REQUIRED WORK =>
Exclude all pictures, then copy each of the records exactly as written.

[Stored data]
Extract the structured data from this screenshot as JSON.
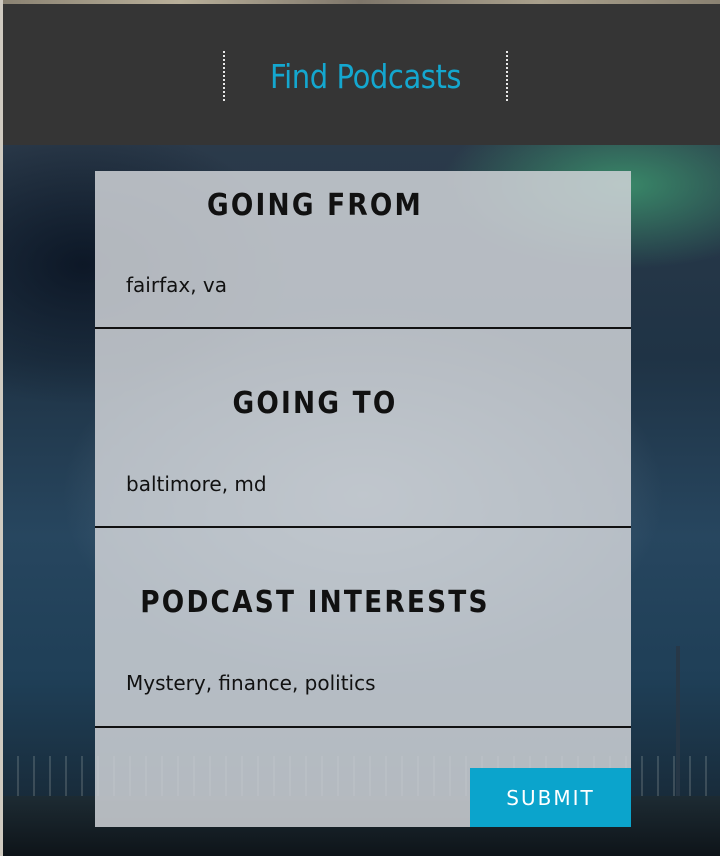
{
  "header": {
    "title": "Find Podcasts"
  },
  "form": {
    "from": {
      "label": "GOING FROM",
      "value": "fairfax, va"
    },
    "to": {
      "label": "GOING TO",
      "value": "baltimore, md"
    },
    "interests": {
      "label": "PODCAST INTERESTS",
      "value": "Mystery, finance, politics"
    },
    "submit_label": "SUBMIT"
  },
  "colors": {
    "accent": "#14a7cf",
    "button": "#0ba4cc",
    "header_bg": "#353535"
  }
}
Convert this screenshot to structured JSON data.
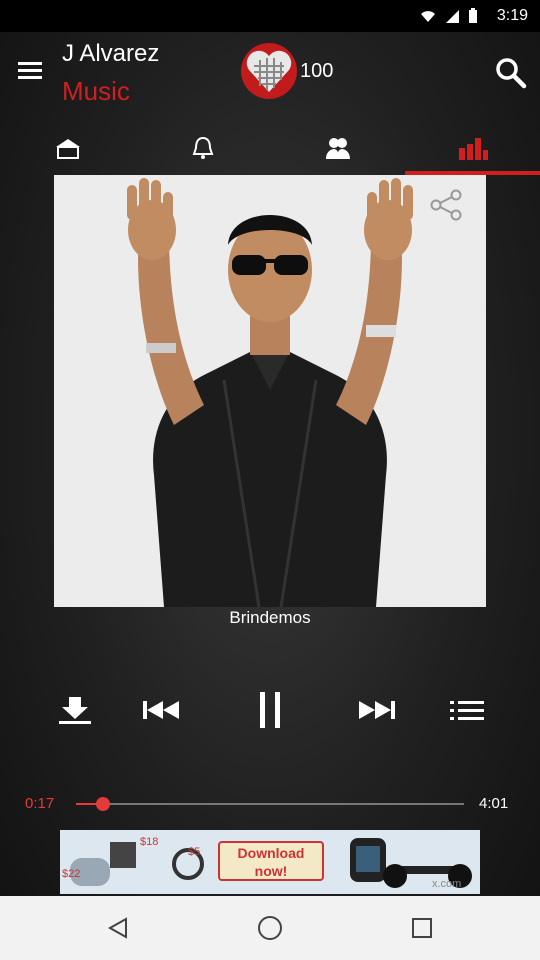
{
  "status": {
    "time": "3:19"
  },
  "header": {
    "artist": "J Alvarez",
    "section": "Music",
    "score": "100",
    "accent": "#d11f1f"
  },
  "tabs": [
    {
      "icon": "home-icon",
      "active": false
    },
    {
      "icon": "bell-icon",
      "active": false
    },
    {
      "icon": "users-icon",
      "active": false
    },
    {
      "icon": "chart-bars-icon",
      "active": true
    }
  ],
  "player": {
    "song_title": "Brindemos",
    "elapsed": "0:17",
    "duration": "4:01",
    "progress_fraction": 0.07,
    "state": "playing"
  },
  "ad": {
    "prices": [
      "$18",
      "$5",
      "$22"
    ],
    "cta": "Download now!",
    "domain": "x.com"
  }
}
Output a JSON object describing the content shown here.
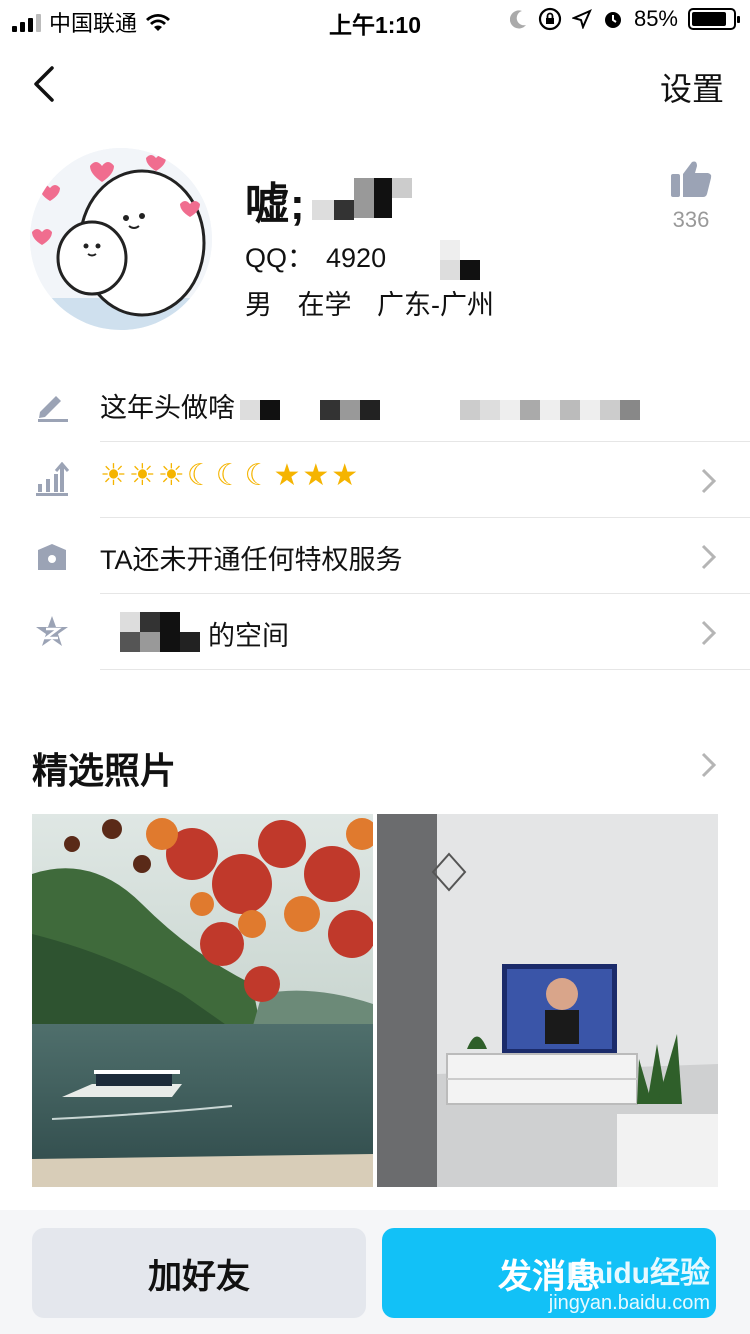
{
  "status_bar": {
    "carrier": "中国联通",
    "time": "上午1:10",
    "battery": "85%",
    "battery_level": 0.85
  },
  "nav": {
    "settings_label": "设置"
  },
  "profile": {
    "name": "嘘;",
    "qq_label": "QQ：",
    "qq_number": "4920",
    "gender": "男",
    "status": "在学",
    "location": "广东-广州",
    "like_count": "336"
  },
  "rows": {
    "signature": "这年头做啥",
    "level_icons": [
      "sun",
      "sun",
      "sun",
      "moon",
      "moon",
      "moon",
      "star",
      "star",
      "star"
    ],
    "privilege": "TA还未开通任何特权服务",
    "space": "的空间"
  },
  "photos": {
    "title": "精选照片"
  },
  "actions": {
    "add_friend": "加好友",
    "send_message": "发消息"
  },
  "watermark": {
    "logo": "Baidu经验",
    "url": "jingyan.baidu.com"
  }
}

FINAL RESULT =>
Extract the structured data from this screenshot as JSON.
{
  "header": {
    "title": "Find Podcasts"
  },
  "form": {
    "from": {
      "label": "GOING FROM",
      "value": "fairfax, va"
    },
    "to": {
      "label": "GOING TO",
      "value": "baltimore, md"
    },
    "interests": {
      "label": "PODCAST INTERESTS",
      "value": "Mystery, finance, politics"
    },
    "submit_label": "SUBMIT"
  },
  "colors": {
    "accent": "#14a7cf",
    "button": "#0ba4cc",
    "header_bg": "#353535"
  }
}
Convert this screenshot to structured JSON data.
{
  "status": {
    "time": "3:19"
  },
  "header": {
    "artist": "J Alvarez",
    "section": "Music",
    "score": "100",
    "accent": "#d11f1f"
  },
  "tabs": [
    {
      "icon": "home-icon",
      "active": false
    },
    {
      "icon": "bell-icon",
      "active": false
    },
    {
      "icon": "users-icon",
      "active": false
    },
    {
      "icon": "chart-bars-icon",
      "active": true
    }
  ],
  "player": {
    "song_title": "Brindemos",
    "elapsed": "0:17",
    "duration": "4:01",
    "progress_fraction": 0.07,
    "state": "playing"
  },
  "ad": {
    "prices": [
      "$18",
      "$5",
      "$22"
    ],
    "cta": "Download now!",
    "domain": "x.com"
  }
}
Output a JSON object describing the content shown here.
{
  "status_bar": {
    "carrier": "中国联通",
    "time": "上午1:10",
    "battery": "85%",
    "battery_level": 0.85
  },
  "nav": {
    "settings_label": "设置"
  },
  "profile": {
    "name": "嘘;",
    "qq_label": "QQ：",
    "qq_number": "4920",
    "gender": "男",
    "status": "在学",
    "location": "广东-广州",
    "like_count": "336"
  },
  "rows": {
    "signature": "这年头做啥",
    "level_icons": [
      "sun",
      "sun",
      "sun",
      "moon",
      "moon",
      "moon",
      "star",
      "star",
      "star"
    ],
    "privilege": "TA还未开通任何特权服务",
    "space": "的空间"
  },
  "photos": {
    "title": "精选照片"
  },
  "actions": {
    "add_friend": "加好友",
    "send_message": "发消息"
  },
  "watermark": {
    "logo": "Baidu经验",
    "url": "jingyan.baidu.com"
  }
}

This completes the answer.